* **Work instructions**: Retype the whole listing verbatim and keep the pictures out of it.

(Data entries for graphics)
╭──

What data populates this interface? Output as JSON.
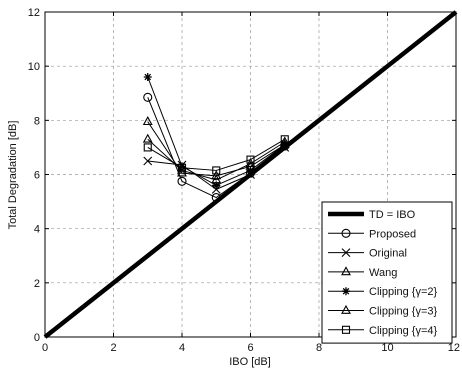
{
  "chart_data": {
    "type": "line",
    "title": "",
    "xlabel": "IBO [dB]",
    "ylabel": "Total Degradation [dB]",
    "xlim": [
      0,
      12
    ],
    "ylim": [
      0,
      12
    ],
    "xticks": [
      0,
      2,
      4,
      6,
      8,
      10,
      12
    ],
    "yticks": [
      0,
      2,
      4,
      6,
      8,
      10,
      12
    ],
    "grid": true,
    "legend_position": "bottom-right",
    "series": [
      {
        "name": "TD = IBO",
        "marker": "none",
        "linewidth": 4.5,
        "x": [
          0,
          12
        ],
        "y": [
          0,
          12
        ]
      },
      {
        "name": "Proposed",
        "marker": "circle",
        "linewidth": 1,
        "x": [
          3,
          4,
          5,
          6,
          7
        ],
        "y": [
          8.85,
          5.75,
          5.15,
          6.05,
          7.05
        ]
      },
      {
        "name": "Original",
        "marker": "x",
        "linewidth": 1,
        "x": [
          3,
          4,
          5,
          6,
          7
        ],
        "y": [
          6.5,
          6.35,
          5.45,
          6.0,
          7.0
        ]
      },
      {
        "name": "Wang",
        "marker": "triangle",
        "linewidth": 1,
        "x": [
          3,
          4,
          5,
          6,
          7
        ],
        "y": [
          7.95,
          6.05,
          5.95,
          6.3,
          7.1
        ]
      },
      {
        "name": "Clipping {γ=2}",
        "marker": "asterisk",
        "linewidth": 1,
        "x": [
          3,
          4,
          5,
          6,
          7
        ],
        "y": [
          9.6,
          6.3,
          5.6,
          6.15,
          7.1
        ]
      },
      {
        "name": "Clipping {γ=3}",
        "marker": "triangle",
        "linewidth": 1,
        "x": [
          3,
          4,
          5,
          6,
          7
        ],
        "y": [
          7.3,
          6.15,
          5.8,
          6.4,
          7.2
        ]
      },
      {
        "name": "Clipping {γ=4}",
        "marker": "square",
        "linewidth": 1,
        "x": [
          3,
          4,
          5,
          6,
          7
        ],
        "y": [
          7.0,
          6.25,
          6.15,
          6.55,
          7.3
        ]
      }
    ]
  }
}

╰──

* **Solution for this exercise**:
What data populates this interface? Output as JSON.
{
  "chart_data": {
    "type": "line",
    "title": "",
    "xlabel": "IBO [dB]",
    "ylabel": "Total Degradation [dB]",
    "xlim": [
      0,
      12
    ],
    "ylim": [
      0,
      12
    ],
    "xticks": [
      0,
      2,
      4,
      6,
      8,
      10,
      12
    ],
    "yticks": [
      0,
      2,
      4,
      6,
      8,
      10,
      12
    ],
    "grid": true,
    "legend_position": "bottom-right",
    "series": [
      {
        "name": "TD = IBO",
        "marker": "none",
        "linewidth": 4.5,
        "x": [
          0,
          12
        ],
        "y": [
          0,
          12
        ]
      },
      {
        "name": "Proposed",
        "marker": "circle",
        "linewidth": 1,
        "x": [
          3,
          4,
          5,
          6,
          7
        ],
        "y": [
          8.85,
          5.75,
          5.15,
          6.05,
          7.05
        ]
      },
      {
        "name": "Original",
        "marker": "x",
        "linewidth": 1,
        "x": [
          3,
          4,
          5,
          6,
          7
        ],
        "y": [
          6.5,
          6.35,
          5.45,
          6.0,
          7.0
        ]
      },
      {
        "name": "Wang",
        "marker": "triangle",
        "linewidth": 1,
        "x": [
          3,
          4,
          5,
          6,
          7
        ],
        "y": [
          7.95,
          6.05,
          5.95,
          6.3,
          7.1
        ]
      },
      {
        "name": "Clipping {γ=2}",
        "marker": "asterisk",
        "linewidth": 1,
        "x": [
          3,
          4,
          5,
          6,
          7
        ],
        "y": [
          9.6,
          6.3,
          5.6,
          6.15,
          7.1
        ]
      },
      {
        "name": "Clipping {γ=3}",
        "marker": "triangle",
        "linewidth": 1,
        "x": [
          3,
          4,
          5,
          6,
          7
        ],
        "y": [
          7.3,
          6.15,
          5.8,
          6.4,
          7.2
        ]
      },
      {
        "name": "Clipping {γ=4}",
        "marker": "square",
        "linewidth": 1,
        "x": [
          3,
          4,
          5,
          6,
          7
        ],
        "y": [
          7.0,
          6.25,
          6.15,
          6.55,
          7.3
        ]
      }
    ]
  }
}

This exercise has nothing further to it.